+++ Given entries +++

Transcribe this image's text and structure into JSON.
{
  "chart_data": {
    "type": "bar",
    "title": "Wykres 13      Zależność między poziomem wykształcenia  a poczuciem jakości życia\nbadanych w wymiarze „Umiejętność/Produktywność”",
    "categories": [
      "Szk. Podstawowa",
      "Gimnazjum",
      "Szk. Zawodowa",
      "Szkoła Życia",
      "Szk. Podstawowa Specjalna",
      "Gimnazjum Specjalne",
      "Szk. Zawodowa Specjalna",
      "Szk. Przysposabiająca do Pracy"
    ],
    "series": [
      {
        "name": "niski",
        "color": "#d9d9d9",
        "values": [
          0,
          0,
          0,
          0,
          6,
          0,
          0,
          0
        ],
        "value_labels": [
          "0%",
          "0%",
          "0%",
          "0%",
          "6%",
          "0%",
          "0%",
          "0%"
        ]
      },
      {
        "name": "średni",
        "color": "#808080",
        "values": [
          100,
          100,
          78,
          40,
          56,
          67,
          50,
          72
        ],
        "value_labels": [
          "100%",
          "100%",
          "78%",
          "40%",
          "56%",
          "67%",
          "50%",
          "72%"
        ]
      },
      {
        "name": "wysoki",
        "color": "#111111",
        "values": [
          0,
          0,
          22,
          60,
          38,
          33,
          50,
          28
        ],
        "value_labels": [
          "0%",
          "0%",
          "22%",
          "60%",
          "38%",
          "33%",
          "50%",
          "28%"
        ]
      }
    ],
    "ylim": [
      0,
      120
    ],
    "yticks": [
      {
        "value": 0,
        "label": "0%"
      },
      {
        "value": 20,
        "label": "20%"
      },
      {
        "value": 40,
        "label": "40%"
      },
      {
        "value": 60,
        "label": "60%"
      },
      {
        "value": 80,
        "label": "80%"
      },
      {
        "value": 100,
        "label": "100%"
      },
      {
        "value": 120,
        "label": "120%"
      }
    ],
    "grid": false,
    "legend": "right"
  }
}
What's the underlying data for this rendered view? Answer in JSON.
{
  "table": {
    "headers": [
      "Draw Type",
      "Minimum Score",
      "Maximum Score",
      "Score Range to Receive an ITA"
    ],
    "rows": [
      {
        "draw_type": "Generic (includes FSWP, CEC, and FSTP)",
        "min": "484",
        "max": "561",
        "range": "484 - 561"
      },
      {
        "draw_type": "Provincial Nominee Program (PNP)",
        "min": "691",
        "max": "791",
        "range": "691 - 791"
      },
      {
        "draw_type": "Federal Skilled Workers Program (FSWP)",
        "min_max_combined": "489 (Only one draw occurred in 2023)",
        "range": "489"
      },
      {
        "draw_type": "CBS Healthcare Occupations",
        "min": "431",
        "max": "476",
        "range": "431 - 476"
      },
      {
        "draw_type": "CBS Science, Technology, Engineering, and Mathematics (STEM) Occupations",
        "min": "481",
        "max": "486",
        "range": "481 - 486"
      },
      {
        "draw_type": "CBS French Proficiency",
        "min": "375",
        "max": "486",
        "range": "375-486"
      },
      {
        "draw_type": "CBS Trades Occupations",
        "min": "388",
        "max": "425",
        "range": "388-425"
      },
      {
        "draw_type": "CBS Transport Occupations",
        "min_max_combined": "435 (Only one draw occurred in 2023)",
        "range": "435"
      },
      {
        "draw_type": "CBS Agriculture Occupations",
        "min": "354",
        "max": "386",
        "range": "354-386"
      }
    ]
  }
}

+++

Gather every line containing the word "Zawodowa" and copy it.

      "Szk. Zawodowa",
      "Szk. Zawodowa Specjalna",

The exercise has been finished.